Discurso durante a 139ª Sessão Deliberativa Ordinária, no Senado Federal

Protestos contra o posicionamento do Presidente Lula de apoiar a proposta da representante da Organização das Nações Unidas - ONU, para direitos humanos, de inspeção no Judiciário brasileiro. (como Líder)

Autor
Arthur Virgílio (PSDB - Partido da Social Democracia Brasileira/AM)
Nome completo: Arthur Virgílio do Carmo Ribeiro Neto
Casa
Senado Federal
Tipo
Discurso
Resumo por assunto
SOBERANIA NACIONAL. PRESIDENTE DA REPUBLICA, ATUAÇÃO.:
  • Protestos contra o posicionamento do Presidente Lula de apoiar a proposta da representante da Organização das Nações Unidas - ONU, para direitos humanos, de inspeção no Judiciário brasileiro. (como Líder)
Publicação
Publicação no DSF de 10/10/2003 - Página 31026
Assunto
Outros > SOBERANIA NACIONAL. PRESIDENTE DA REPUBLICA, ATUAÇÃO.
Indexação
  • COMENTARIO, NOTICIARIO, JORNAL, O GLOBO, ESTADO DO RIO DE JANEIRO (RJ), REGISTRO, APOIO, PRESIDENTE DA REPUBLICA, PROPOSTA, INSPEÇÃO, ORGANIZAÇÃO DAS NAÇÕES UNIDAS (ONU), JUDICIARIO, BRASIL, CRITICA, ORADOR, INTERVENÇÃO, SOBERANIA NACIONAL, SUSPEIÇÃO, CONFLITO, PRESIDENTE, EXECUTIVO, SUPREMO TRIBUNAL FEDERAL (STF).
  • CONTRADIÇÃO, PRESIDENTE DA REPUBLICA, RECUSA, RECEBIMENTO, DISCUSSÃO, RELATORIO, GOVERNO ESTRANGEIRO, PAIS ESTRANGEIRO, ESTADOS UNIDOS DA AMERICA (EUA), SITUAÇÃO, DIREITOS HUMANOS, BRASIL.
  • DECLARAÇÃO, POSIÇÃO, PARTIDO POLITICO, PARTIDO DA SOCIAL DEMOCRACIA BRASILEIRA (PSDB), OPOSIÇÃO, INTERFERENCIA, SOBERANIA, BRASIL, CRITICA, ATUAÇÃO, PRESIDENTE DA REPUBLICA, PREJUIZO, DEMOCRACIA.

O SR. ARTHUR VIRGÍLIO (PSDB - AM. Como Líder. Com revisão do orador.) - Sr Presidente, Srªs e Srs. Senadores, não gosto de trabalhar com a idéia de dois pesos e duas medidas. A justiça só é justa se é impessoal. Disso não escapa nenhuma pessoa que se cinja aos limites do bom senso.

Trago mais uma demonstração de incoerência deste Governo: dois pesos e duas medidas. “O Judiciário como alvo. Relatora da ONU propõe inspeção na Justiça brasileira, e o Governo Lula apóia” é o título de matéria de página inteira do jornal O Globo.

Não discuto o valor, a honradez, a boa intenção da Srª Asma Jahangir, mas entendo que ela não tem o direito de intervir no Judiciário brasileiro - não tem. Trata-se de Poder independente e o Brasil não está sob intervenção internacional. Isso depõe até contra o Governo Lula, porque, afinal de contas, o Brasil está ou não está vivendo um clima de normalidade? Portanto, é descabida a pretensão da ONU - se for da ONU -, da Delegada da ONU - se for da Delegada da ONU -, de quem quer que seja a idéia de que alguma instituição neste País esteja a carecer de intervenção de fora para dentro. Não precisa nem de dentro para dentro. Os Poderes estão funcionando, o Brasil está em normalidade e dispensa esse tipo de ajuda que a nós nos humilha e a nós nos define; e não aceitamos essa definição como República bananeira, como cubata africana, como país sem foro e civilização sem amadurecimento democrático.

________

## Tarefa 1
Segundo o discurso, qual jornal publicou a matéria de página inteira sobre a proposta de inspeção na Justiça brasileira?

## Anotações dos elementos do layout
________

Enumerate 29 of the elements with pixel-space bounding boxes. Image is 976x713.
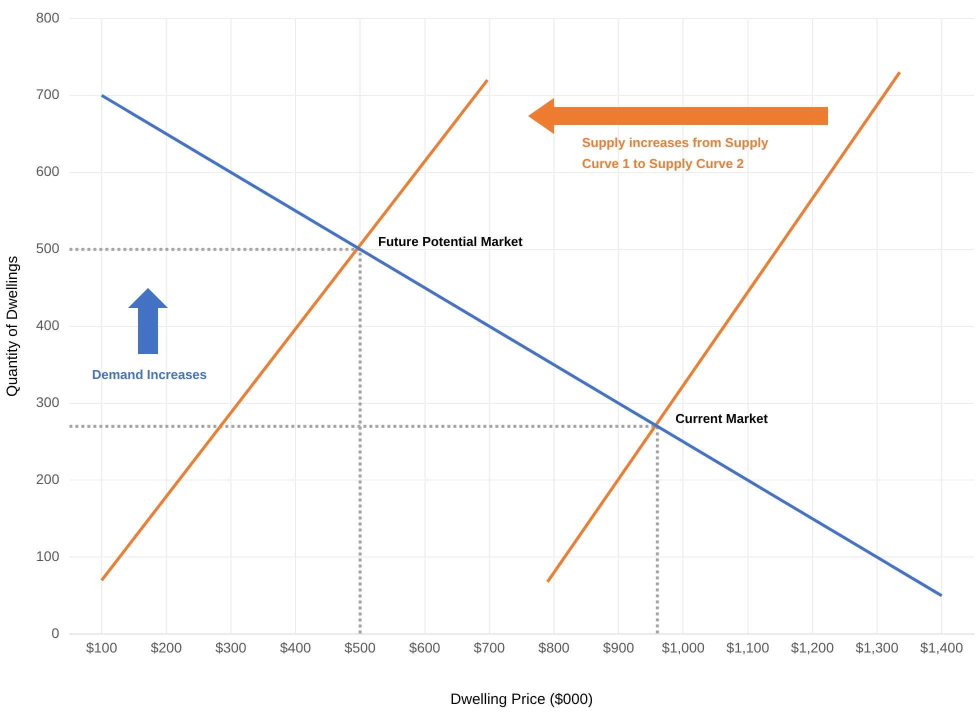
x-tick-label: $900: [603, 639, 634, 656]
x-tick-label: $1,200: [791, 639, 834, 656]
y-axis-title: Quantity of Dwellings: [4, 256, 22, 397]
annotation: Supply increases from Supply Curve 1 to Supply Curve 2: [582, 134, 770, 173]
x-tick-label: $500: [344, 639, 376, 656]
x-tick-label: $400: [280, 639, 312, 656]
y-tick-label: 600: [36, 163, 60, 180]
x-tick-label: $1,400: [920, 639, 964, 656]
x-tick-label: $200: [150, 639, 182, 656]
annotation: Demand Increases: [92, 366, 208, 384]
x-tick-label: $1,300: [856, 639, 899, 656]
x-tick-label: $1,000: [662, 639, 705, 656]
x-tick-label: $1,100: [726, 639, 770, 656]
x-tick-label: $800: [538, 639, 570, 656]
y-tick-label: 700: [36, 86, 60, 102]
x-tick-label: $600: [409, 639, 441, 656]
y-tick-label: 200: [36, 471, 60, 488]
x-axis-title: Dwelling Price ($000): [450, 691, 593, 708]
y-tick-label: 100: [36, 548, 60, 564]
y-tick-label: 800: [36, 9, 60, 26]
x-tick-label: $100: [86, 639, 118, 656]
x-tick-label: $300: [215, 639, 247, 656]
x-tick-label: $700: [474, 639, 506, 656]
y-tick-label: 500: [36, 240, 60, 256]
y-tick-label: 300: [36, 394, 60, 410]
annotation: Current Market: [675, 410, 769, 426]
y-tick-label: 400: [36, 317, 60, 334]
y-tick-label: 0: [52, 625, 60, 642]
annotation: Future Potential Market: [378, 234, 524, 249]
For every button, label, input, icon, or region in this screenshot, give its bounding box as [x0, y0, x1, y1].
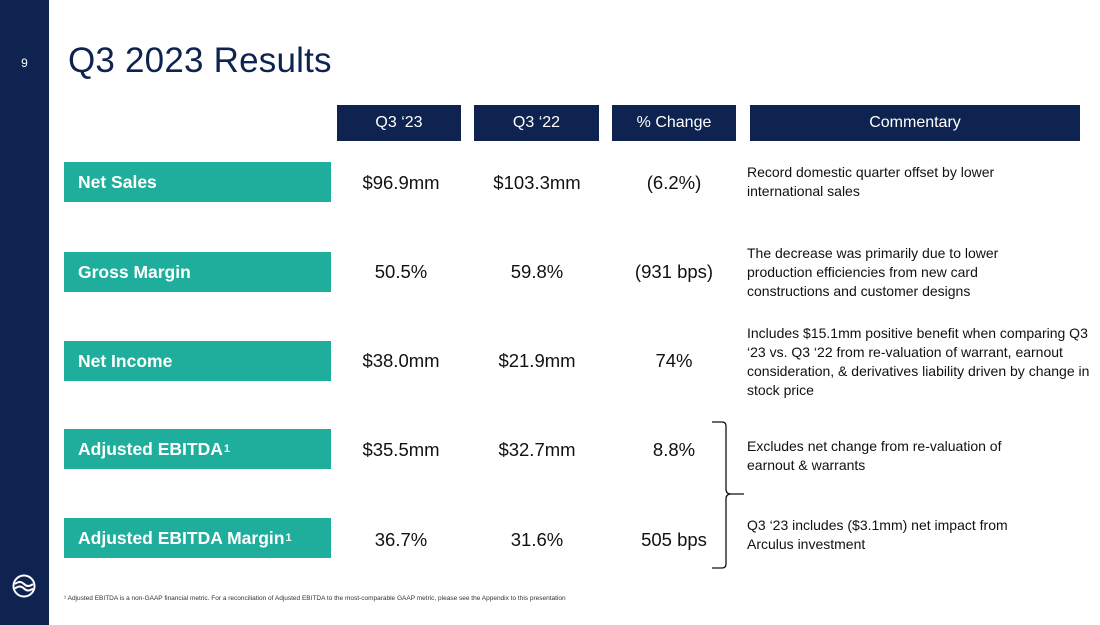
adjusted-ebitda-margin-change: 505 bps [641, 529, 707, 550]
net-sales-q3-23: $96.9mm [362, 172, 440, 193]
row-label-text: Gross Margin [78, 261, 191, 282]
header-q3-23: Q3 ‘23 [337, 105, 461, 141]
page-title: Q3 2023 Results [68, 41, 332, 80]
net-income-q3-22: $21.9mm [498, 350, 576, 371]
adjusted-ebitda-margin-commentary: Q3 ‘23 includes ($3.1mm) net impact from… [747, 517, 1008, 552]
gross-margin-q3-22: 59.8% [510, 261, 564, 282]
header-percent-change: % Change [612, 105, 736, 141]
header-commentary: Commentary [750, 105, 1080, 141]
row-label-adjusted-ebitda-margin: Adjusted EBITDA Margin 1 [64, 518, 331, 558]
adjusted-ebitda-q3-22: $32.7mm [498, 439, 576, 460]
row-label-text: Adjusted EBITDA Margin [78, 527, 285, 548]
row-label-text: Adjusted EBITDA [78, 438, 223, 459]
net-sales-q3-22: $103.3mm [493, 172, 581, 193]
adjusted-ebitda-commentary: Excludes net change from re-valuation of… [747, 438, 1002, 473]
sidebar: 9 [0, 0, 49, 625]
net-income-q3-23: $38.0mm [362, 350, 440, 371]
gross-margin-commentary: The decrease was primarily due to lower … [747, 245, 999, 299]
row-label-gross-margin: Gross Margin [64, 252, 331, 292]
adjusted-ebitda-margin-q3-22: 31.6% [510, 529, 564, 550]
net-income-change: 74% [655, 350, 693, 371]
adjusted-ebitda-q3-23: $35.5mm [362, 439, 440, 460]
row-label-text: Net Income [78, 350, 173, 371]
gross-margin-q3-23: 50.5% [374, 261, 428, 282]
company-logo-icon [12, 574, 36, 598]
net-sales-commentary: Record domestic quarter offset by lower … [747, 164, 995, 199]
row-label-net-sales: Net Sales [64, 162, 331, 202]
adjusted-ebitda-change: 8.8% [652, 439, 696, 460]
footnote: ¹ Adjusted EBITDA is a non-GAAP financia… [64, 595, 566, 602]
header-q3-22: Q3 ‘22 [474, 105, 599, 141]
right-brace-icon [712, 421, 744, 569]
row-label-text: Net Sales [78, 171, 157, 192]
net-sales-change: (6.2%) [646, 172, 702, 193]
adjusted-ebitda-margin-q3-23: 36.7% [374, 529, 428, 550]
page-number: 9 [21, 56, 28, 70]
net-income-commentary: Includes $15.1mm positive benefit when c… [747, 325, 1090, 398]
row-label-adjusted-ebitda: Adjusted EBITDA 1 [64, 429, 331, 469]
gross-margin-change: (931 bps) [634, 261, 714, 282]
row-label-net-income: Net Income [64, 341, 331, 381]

________

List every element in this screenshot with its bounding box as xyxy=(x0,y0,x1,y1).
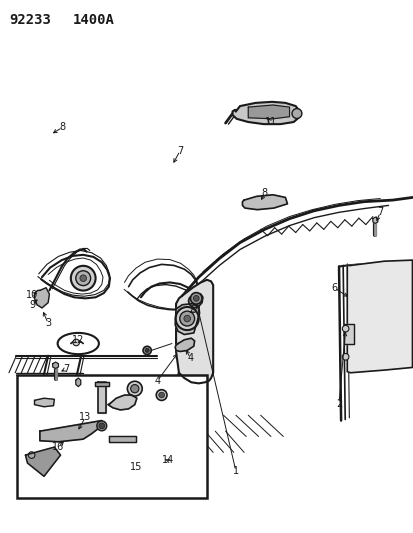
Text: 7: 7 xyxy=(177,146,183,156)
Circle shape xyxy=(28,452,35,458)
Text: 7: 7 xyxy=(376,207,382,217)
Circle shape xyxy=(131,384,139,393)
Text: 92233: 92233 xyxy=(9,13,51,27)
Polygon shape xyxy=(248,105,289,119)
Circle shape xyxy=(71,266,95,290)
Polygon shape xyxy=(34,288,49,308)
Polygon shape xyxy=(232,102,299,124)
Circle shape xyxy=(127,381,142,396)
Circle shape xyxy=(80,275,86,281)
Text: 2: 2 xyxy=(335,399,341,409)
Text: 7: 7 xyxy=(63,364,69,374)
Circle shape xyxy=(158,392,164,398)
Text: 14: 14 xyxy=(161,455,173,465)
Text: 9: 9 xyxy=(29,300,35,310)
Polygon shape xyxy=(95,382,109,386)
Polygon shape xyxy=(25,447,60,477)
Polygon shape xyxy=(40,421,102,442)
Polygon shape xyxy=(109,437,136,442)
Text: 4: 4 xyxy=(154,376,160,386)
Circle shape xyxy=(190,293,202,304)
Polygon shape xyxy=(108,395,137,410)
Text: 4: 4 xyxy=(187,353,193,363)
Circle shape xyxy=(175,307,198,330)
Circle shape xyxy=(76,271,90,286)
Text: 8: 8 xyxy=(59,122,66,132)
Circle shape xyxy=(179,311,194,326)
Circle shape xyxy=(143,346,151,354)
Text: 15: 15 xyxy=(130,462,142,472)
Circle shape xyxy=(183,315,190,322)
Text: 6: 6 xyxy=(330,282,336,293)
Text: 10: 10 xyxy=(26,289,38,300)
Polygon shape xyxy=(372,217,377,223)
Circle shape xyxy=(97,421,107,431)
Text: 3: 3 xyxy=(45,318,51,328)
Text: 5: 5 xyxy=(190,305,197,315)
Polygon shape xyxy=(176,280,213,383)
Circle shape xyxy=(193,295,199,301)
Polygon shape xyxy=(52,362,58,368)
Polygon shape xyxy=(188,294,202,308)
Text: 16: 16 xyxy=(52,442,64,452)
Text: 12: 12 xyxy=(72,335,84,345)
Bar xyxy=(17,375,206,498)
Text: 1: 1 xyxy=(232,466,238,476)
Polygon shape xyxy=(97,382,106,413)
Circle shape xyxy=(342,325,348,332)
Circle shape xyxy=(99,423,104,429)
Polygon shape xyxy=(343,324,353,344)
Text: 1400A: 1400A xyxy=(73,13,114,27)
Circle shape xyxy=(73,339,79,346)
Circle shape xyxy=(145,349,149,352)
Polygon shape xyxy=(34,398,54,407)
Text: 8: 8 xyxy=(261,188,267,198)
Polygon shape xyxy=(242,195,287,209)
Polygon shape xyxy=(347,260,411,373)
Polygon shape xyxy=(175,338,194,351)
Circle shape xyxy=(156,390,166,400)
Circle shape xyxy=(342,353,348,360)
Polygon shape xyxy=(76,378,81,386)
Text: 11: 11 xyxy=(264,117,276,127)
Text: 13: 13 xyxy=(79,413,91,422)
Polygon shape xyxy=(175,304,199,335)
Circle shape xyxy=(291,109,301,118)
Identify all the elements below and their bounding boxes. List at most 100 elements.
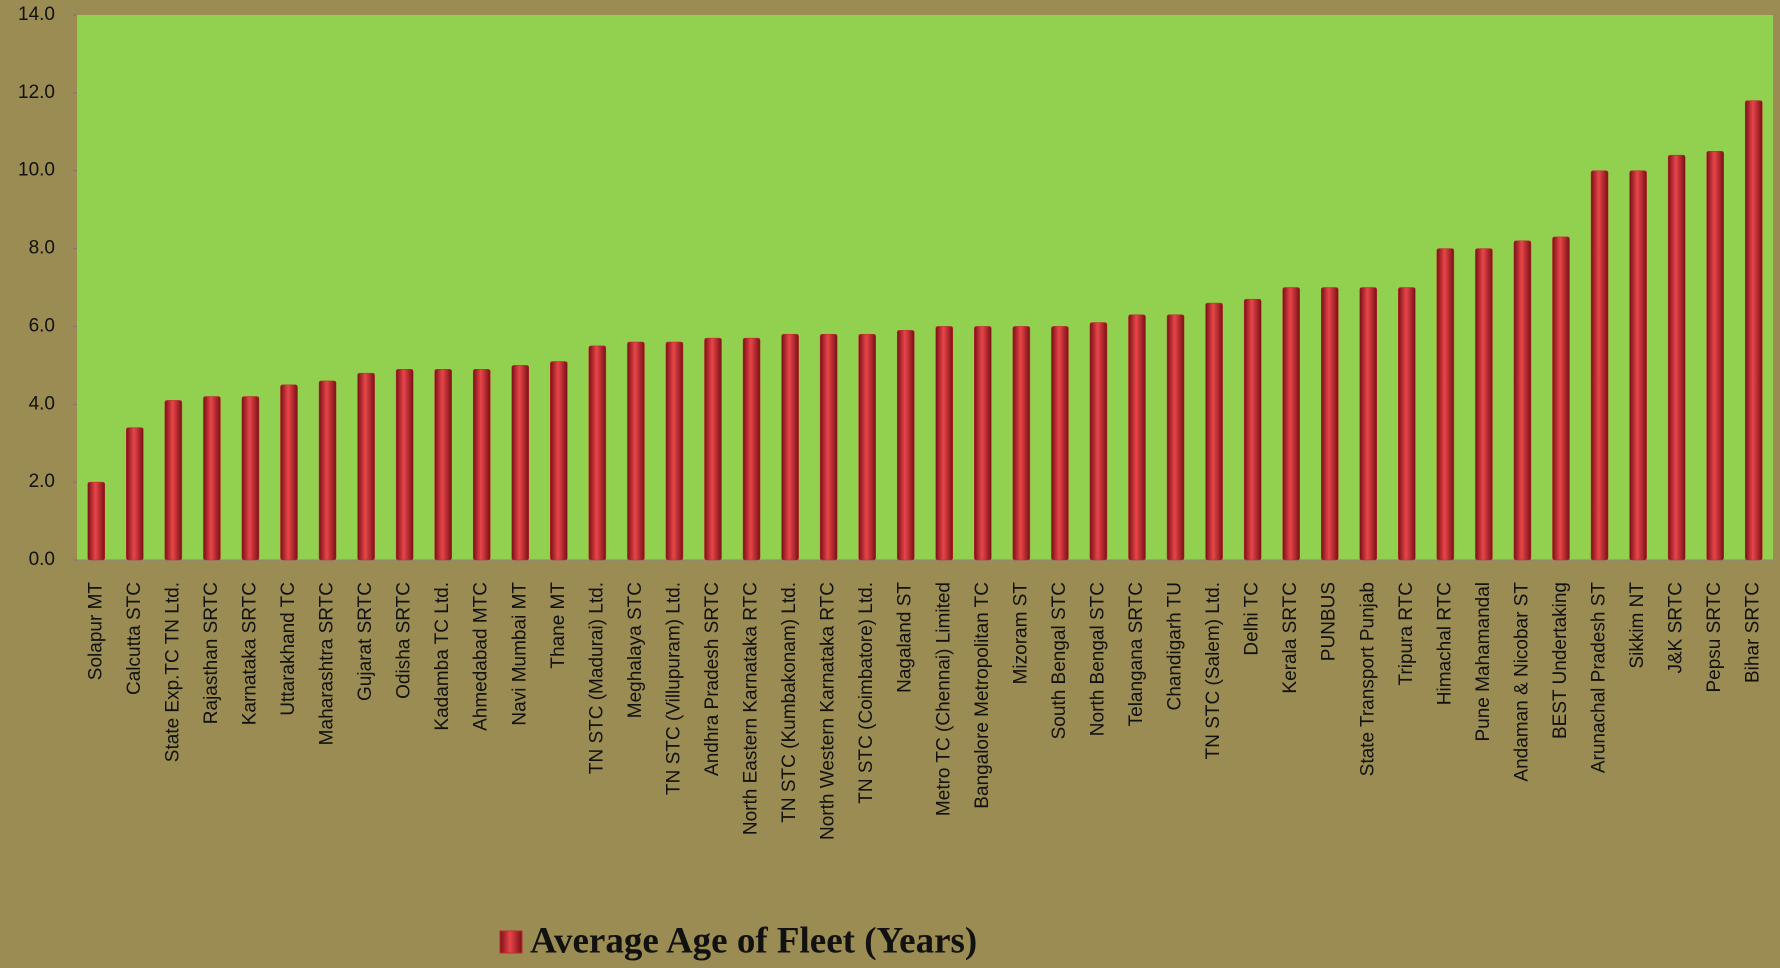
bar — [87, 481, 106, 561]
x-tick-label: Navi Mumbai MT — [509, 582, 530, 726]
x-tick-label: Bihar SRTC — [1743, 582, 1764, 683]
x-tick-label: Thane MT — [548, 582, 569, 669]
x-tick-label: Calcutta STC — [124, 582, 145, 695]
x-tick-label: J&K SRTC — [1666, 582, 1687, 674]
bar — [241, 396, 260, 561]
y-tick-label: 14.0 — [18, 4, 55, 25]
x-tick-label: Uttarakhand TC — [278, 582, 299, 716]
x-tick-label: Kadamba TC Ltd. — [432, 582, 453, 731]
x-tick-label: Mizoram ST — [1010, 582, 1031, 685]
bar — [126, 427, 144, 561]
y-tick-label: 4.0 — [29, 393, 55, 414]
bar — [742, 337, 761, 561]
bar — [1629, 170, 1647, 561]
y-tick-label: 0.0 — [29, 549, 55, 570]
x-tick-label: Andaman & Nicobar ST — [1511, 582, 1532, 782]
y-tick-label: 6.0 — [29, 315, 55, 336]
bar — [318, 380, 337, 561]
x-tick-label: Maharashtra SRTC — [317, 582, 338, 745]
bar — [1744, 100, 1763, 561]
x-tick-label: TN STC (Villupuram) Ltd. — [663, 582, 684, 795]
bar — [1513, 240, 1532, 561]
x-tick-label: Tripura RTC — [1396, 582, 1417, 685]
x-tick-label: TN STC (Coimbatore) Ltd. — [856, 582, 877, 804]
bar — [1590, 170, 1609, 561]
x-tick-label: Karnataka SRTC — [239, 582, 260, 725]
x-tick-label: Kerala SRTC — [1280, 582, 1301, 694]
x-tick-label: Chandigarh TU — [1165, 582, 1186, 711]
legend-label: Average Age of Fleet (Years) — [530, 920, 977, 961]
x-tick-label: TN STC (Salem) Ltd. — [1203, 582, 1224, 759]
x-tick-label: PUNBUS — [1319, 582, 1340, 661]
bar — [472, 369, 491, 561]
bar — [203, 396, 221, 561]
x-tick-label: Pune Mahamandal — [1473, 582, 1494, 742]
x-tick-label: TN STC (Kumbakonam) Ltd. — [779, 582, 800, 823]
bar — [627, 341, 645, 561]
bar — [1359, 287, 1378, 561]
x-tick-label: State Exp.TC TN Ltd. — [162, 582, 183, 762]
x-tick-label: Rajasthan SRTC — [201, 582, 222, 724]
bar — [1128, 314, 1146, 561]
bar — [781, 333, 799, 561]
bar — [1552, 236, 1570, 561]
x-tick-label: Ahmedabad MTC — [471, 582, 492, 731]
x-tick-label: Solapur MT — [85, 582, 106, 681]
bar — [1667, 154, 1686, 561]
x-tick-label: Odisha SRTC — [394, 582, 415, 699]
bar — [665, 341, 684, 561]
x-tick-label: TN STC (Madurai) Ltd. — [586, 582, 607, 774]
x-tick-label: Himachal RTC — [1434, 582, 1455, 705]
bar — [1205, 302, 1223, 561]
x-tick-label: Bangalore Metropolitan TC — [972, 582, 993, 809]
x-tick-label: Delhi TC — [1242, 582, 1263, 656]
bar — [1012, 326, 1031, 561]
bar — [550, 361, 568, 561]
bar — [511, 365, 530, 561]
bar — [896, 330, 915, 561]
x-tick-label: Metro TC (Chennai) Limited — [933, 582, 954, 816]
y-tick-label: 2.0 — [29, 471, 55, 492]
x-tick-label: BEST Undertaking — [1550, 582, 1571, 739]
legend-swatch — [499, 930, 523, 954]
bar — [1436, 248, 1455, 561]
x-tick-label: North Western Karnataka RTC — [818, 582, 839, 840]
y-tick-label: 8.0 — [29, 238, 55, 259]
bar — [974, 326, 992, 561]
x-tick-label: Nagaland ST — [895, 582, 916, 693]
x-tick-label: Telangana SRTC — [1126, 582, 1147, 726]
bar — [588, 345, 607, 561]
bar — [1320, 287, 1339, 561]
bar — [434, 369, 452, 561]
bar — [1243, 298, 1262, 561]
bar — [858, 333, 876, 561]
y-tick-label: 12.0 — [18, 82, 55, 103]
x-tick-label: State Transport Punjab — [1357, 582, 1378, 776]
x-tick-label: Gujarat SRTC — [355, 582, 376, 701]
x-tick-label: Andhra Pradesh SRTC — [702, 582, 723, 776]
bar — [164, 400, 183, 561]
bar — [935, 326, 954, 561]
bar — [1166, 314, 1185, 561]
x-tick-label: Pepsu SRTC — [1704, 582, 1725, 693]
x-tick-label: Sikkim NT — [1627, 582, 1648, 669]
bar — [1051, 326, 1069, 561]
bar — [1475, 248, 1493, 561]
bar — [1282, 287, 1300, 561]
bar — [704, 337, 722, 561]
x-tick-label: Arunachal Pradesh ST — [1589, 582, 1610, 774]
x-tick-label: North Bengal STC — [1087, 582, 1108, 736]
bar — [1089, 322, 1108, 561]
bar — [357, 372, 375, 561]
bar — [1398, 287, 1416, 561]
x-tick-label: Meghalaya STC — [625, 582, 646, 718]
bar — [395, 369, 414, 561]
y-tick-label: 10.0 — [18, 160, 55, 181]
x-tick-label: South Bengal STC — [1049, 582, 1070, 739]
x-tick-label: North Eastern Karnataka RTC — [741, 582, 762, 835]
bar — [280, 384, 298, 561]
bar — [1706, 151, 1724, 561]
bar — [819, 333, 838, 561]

________

## Tarefa 2
Nos registros, troque "Demand Increases" por "Demand Rises" e reescreva só as linhas que vão da que contém "x-tick-label: $900: [603, 639, 634, 656]" até a que contém "For every button, label, input, icon, or", incluindo as duas, sem mudar mais nada.

## Solução 1
O jornal O Globo.

## Solução 2
x-tick-label: $900: [603, 639, 634, 656]
x-tick-label: $1,200: [791, 639, 834, 656]
y-axis-title: Quantity of Dwellings: [4, 256, 22, 397]
annotation: Supply increases from Supply Curve 1 to Supply Curve 2: [582, 134, 770, 173]
x-tick-label: $500: [344, 639, 376, 656]
x-tick-label: $400: [280, 639, 312, 656]
y-tick-label: 600: [36, 163, 60, 180]
x-tick-label: $1,400: [920, 639, 964, 656]
x-tick-label: $200: [150, 639, 182, 656]
annotation: Demand Rises: [92, 366, 208, 384]
x-tick-label: $1,300: [856, 639, 899, 656]
x-tick-label: $1,000: [662, 639, 705, 656]
x-tick-label: $1,100: [726, 639, 770, 656]
x-tick-label: $800: [538, 639, 570, 656]
y-tick-label: 700: [36, 86, 60, 102]
x-tick-label: $600: [409, 639, 441, 656]
y-tick-label: 200: [36, 471, 60, 488]
x-axis-title: Dwelling Price ($000): [450, 691, 593, 708]
y-tick-label: 100: [36, 548, 60, 564]
y-tick-label: 800: [36, 9, 60, 26]
x-tick-label: $100: [86, 639, 118, 656]
x-tick-label: $300: [215, 639, 247, 656]
x-tick-label: $700: [474, 639, 506, 656]
y-tick-label: 500: [36, 240, 60, 256]
y-tick-label: 300: [36, 394, 60, 410]
annotation: Current Market: [675, 410, 769, 426]
y-tick-label: 400: [36, 317, 60, 334]
y-tick-label: 0: [52, 625, 60, 642]
annotation: Future Potential Market: [378, 234, 524, 249]
For every button, label, input, icon, or region in this screenshot, give its bounding box as [x0, y0, x1, y1].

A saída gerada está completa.